RECORD SET ->

==*==

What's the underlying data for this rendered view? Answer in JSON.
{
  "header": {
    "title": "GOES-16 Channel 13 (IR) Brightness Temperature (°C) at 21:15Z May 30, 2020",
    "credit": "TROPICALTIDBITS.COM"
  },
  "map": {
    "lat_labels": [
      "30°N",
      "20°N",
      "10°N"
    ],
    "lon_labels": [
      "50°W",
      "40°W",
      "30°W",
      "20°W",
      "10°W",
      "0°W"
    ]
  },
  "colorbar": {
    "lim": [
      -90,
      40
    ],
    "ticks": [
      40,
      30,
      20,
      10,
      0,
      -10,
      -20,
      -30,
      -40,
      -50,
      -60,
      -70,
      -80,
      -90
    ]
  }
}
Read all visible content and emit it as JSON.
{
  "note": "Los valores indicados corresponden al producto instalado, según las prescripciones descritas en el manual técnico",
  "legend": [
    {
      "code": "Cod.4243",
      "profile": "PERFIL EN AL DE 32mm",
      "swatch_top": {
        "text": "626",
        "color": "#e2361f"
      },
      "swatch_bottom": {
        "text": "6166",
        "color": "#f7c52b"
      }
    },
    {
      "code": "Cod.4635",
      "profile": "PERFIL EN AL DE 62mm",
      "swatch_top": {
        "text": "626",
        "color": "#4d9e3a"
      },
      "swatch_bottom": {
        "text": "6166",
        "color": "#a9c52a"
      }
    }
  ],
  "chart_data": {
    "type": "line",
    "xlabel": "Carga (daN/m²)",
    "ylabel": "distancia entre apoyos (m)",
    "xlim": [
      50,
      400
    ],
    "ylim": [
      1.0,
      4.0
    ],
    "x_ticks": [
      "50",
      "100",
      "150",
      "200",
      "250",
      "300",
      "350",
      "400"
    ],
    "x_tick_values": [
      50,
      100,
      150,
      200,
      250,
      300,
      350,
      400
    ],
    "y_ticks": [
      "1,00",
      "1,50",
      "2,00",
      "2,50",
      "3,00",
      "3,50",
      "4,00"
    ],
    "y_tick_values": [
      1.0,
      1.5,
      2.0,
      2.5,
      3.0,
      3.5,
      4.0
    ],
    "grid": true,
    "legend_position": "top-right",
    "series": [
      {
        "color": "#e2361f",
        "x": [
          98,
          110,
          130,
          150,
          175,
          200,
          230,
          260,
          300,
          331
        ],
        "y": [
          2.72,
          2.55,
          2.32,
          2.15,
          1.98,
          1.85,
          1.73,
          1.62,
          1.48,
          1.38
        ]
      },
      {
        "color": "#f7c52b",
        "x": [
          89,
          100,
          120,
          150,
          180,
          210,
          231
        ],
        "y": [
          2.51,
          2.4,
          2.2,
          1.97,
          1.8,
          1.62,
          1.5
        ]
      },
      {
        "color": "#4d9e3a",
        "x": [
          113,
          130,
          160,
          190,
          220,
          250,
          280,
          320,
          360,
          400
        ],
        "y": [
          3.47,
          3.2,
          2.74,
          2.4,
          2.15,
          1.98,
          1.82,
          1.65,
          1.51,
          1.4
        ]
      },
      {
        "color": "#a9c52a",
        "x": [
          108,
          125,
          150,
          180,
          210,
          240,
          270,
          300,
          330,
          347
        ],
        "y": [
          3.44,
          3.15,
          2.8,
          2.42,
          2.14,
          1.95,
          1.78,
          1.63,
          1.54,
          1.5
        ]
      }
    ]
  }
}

==*==

JOB ->
Your task is to repeat the data exactly, with nothing left out.

EXERCISE OUTPUT ->
What's the underlying data for this rendered view? Answer in JSON.
{
  "header": {
    "title": "GOES-16 Channel 13 (IR) Brightness Temperature (°C) at 21:15Z May 30, 2020",
    "credit": "TROPICALTIDBITS.COM"
  },
  "map": {
    "lat_labels": [
      "30°N",
      "20°N",
      "10°N"
    ],
    "lon_labels": [
      "50°W",
      "40°W",
      "30°W",
      "20°W",
      "10°W",
      "0°W"
    ]
  },
  "colorbar": {
    "lim": [
      -90,
      40
    ],
    "ticks": [
      40,
      30,
      20,
      10,
      0,
      -10,
      -20,
      -30,
      -40,
      -50,
      -60,
      -70,
      -80,
      -90
    ]
  }
}
Read all visible content and emit it as JSON.
{
  "note": "Los valores indicados corresponden al producto instalado, según las prescripciones descritas en el manual técnico",
  "legend": [
    {
      "code": "Cod.4243",
      "profile": "PERFIL EN AL DE 32mm",
      "swatch_top": {
        "text": "626",
        "color": "#e2361f"
      },
      "swatch_bottom": {
        "text": "6166",
        "color": "#f7c52b"
      }
    },
    {
      "code": "Cod.4635",
      "profile": "PERFIL EN AL DE 62mm",
      "swatch_top": {
        "text": "626",
        "color": "#4d9e3a"
      },
      "swatch_bottom": {
        "text": "6166",
        "color": "#a9c52a"
      }
    }
  ],
  "chart_data": {
    "type": "line",
    "xlabel": "Carga (daN/m²)",
    "ylabel": "distancia entre apoyos (m)",
    "xlim": [
      50,
      400
    ],
    "ylim": [
      1.0,
      4.0
    ],
    "x_ticks": [
      "50",
      "100",
      "150",
      "200",
      "250",
      "300",
      "350",
      "400"
    ],
    "x_tick_values": [
      50,
      100,
      150,
      200,
      250,
      300,
      350,
      400
    ],
    "y_ticks": [
      "1,00",
      "1,50",
      "2,00",
      "2,50",
      "3,00",
      "3,50",
      "4,00"
    ],
    "y_tick_values": [
      1.0,
      1.5,
      2.0,
      2.5,
      3.0,
      3.5,
      4.0
    ],
    "grid": true,
    "legend_position": "top-right",
    "series": [
      {
        "color": "#e2361f",
        "x": [
          98,
          110,
          130,
          150,
          175,
          200,
          230,
          260,
          300,
          331
        ],
        "y": [
          2.72,
          2.55,
          2.32,
          2.15,
          1.98,
          1.85,
          1.73,
          1.62,
          1.48,
          1.38
        ]
      },
      {
        "color": "#f7c52b",
        "x": [
          89,
          100,
          120,
          150,
          180,
          210,
          231
        ],
        "y": [
          2.51,
          2.4,
          2.2,
          1.97,
          1.8,
          1.62,
          1.5
        ]
      },
      {
        "color": "#4d9e3a",
        "x": [
          113,
          130,
          160,
          190,
          220,
          250,
          280,
          320,
          360,
          400
        ],
        "y": [
          3.47,
          3.2,
          2.74,
          2.4,
          2.15,
          1.98,
          1.82,
          1.65,
          1.51,
          1.4
        ]
      },
      {
        "color": "#a9c52a",
        "x": [
          108,
          125,
          150,
          180,
          210,
          240,
          270,
          300,
          330,
          347
        ],
        "y": [
          3.44,
          3.15,
          2.8,
          2.42,
          2.14,
          1.95,
          1.78,
          1.63,
          1.54,
          1.5
        ]
      }
    ]
  }
}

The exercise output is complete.